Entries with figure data
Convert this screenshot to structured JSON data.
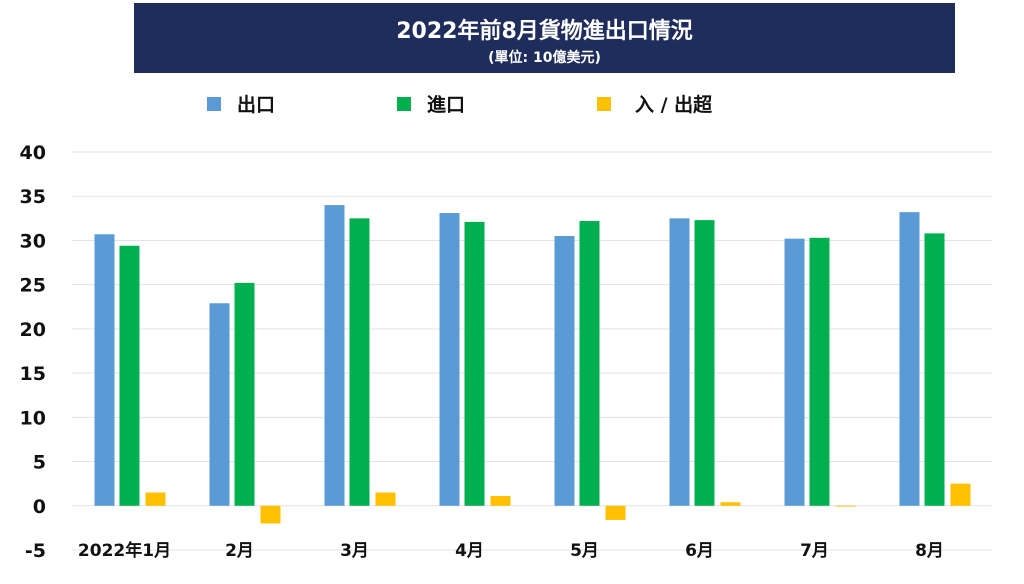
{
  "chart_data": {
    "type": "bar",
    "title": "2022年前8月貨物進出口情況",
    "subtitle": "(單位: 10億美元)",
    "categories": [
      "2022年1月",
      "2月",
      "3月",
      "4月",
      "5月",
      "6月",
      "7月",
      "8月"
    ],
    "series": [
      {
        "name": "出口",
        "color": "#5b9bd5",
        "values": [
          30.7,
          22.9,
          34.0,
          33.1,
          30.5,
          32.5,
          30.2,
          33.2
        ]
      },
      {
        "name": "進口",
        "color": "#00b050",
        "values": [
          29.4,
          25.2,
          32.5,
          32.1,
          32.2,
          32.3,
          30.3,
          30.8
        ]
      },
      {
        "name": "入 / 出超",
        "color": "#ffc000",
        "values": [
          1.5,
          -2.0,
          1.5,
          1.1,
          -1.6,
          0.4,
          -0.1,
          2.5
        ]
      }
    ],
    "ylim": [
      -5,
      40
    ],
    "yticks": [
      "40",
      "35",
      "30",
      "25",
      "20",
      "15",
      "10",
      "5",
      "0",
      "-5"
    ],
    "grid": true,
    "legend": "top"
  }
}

---

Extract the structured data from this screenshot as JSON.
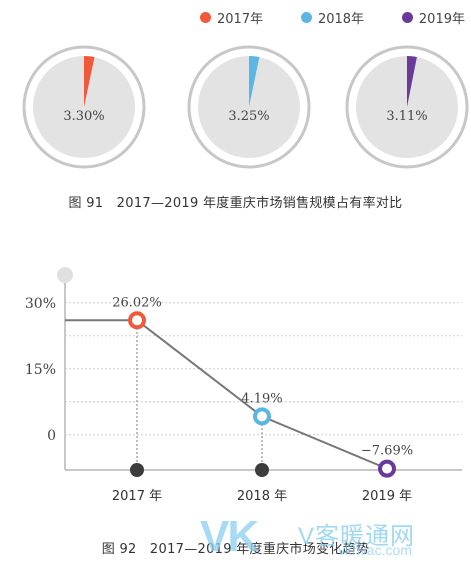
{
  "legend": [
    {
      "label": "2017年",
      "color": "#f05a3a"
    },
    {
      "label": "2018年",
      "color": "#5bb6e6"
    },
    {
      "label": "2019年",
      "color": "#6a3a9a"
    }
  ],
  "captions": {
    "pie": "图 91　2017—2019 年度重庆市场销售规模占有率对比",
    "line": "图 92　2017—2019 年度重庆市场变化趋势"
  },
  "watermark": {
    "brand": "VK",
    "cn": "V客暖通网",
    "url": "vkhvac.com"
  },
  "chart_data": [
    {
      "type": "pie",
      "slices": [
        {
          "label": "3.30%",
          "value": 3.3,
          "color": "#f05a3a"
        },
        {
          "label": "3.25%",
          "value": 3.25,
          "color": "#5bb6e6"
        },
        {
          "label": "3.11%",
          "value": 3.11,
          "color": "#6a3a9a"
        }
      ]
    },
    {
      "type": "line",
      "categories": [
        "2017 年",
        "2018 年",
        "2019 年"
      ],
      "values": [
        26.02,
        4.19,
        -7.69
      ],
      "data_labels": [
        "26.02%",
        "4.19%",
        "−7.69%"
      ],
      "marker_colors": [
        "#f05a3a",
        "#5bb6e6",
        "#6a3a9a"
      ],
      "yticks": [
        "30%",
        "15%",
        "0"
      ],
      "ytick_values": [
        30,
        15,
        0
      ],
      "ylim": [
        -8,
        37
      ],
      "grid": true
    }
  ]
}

→ TASK DESCRIPTION:
State how many lines include the string "this", and nothing more.

→ WRITTEN RESPONSE:
2